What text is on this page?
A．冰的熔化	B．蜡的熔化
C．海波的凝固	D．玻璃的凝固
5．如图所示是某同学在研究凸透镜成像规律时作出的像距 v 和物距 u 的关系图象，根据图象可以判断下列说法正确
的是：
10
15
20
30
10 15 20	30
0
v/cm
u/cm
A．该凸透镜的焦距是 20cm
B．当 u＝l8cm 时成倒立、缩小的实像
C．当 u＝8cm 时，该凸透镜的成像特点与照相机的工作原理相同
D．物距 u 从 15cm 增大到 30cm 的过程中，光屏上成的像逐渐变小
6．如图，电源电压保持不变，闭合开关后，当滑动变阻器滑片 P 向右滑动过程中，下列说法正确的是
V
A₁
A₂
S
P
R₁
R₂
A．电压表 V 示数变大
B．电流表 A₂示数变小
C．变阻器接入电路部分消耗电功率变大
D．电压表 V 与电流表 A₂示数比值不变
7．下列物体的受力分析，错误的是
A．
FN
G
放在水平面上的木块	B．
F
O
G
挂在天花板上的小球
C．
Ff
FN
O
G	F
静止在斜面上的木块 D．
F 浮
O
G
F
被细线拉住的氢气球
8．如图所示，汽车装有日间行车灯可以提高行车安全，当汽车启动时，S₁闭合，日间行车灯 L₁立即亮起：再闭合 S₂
-=-=-=-=-
What you have to do: Print all the data exactly.

The response:
What text is on this page?
A．冰的熔化	B．蜡的熔化
C．海波的凝固	D．玻璃的凝固
5．如图所示是某同学在研究凸透镜成像规律时作出的像距 v 和物距 u 的关系图象，根据图象可以判断下列说法正确
的是：
10
15
20
30
10 15 20	30
0
v/cm
u/cm
A．该凸透镜的焦距是 20cm
B．当 u＝l8cm 时成倒立、缩小的实像
C．当 u＝8cm 时，该凸透镜的成像特点与照相机的工作原理相同
D．物距 u 从 15cm 增大到 30cm 的过程中，光屏上成的像逐渐变小
6．如图，电源电压保持不变，闭合开关后，当滑动变阻器滑片 P 向右滑动过程中，下列说法正确的是
V
A₁
A₂
S
P
R₁
R₂
A．电压表 V 示数变大
B．电流表 A₂示数变小
C．变阻器接入电路部分消耗电功率变大
D．电压表 V 与电流表 A₂示数比值不变
7．下列物体的受力分析，错误的是
A．
FN
G
放在水平面上的木块	B．
F
O
G
挂在天花板上的小球
C．
Ff
FN
O
G	F
静止在斜面上的木块 D．
F 浮
O
G
F
被细线拉住的氢气球
8．如图所示，汽车装有日间行车灯可以提高行车安全，当汽车启动时，S₁闭合，日间行车灯 L₁立即亮起：再闭合 S₂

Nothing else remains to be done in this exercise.